REQUIREMENTS: Can you transcribe every line exactly and leave the pictures behind?

ROWS:
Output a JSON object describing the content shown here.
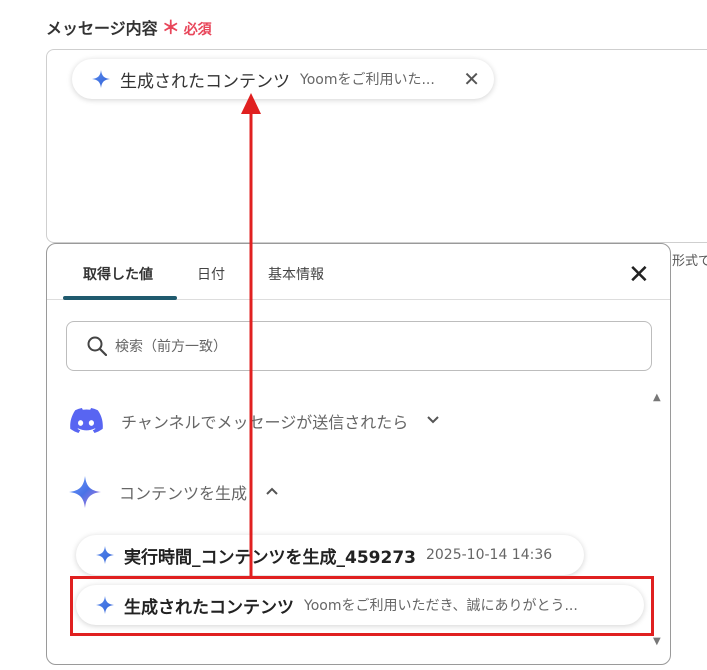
{
  "field": {
    "label": "メッセージ内容",
    "required_mark": "＊",
    "required": "必須"
  },
  "chip": {
    "title": "生成されたコンテンツ",
    "preview": "Yoomをご利用いた...",
    "close": "✕"
  },
  "side_text": "形式で",
  "panel": {
    "tabs": [
      {
        "label": "取得した値"
      },
      {
        "label": "日付"
      },
      {
        "label": "基本情報"
      }
    ],
    "close": "✕",
    "search": {
      "placeholder": "検索（前方一致）"
    },
    "groups": [
      {
        "label": "チャンネルでメッセージが送信されたら",
        "icon": "discord-icon",
        "expanded": false
      },
      {
        "label": "コンテンツを生成",
        "icon": "sparkle-icon",
        "expanded": true
      }
    ],
    "items": [
      {
        "title": "実行時間_コンテンツを生成_459273",
        "sub": "2025-10-14 14:36"
      },
      {
        "title": "生成されたコンテンツ",
        "sub": "Yoomをご利用いただき、誠にありがとう..."
      }
    ]
  },
  "colors": {
    "accent": "#1f5a6e",
    "highlight": "#e02020",
    "required": "#e8465a",
    "discord": "#5865f2"
  }
}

RESPONSE TO THIS EXERCISE:
Output a JSON object describing the content shown here.
{
  "field": {
    "label": "メッセージ内容",
    "required_mark": "＊",
    "required": "必須"
  },
  "chip": {
    "title": "生成されたコンテンツ",
    "preview": "Yoomをご利用いた...",
    "close": "✕"
  },
  "side_text": "形式で",
  "panel": {
    "tabs": [
      {
        "label": "取得した値"
      },
      {
        "label": "日付"
      },
      {
        "label": "基本情報"
      }
    ],
    "close": "✕",
    "search": {
      "placeholder": "検索（前方一致）"
    },
    "groups": [
      {
        "label": "チャンネルでメッセージが送信されたら",
        "icon": "discord-icon",
        "expanded": false
      },
      {
        "label": "コンテンツを生成",
        "icon": "sparkle-icon",
        "expanded": true
      }
    ],
    "items": [
      {
        "title": "実行時間_コンテンツを生成_459273",
        "sub": "2025-10-14 14:36"
      },
      {
        "title": "生成されたコンテンツ",
        "sub": "Yoomをご利用いただき、誠にありがとう..."
      }
    ]
  },
  "colors": {
    "accent": "#1f5a6e",
    "highlight": "#e02020",
    "required": "#e8465a",
    "discord": "#5865f2"
  }
}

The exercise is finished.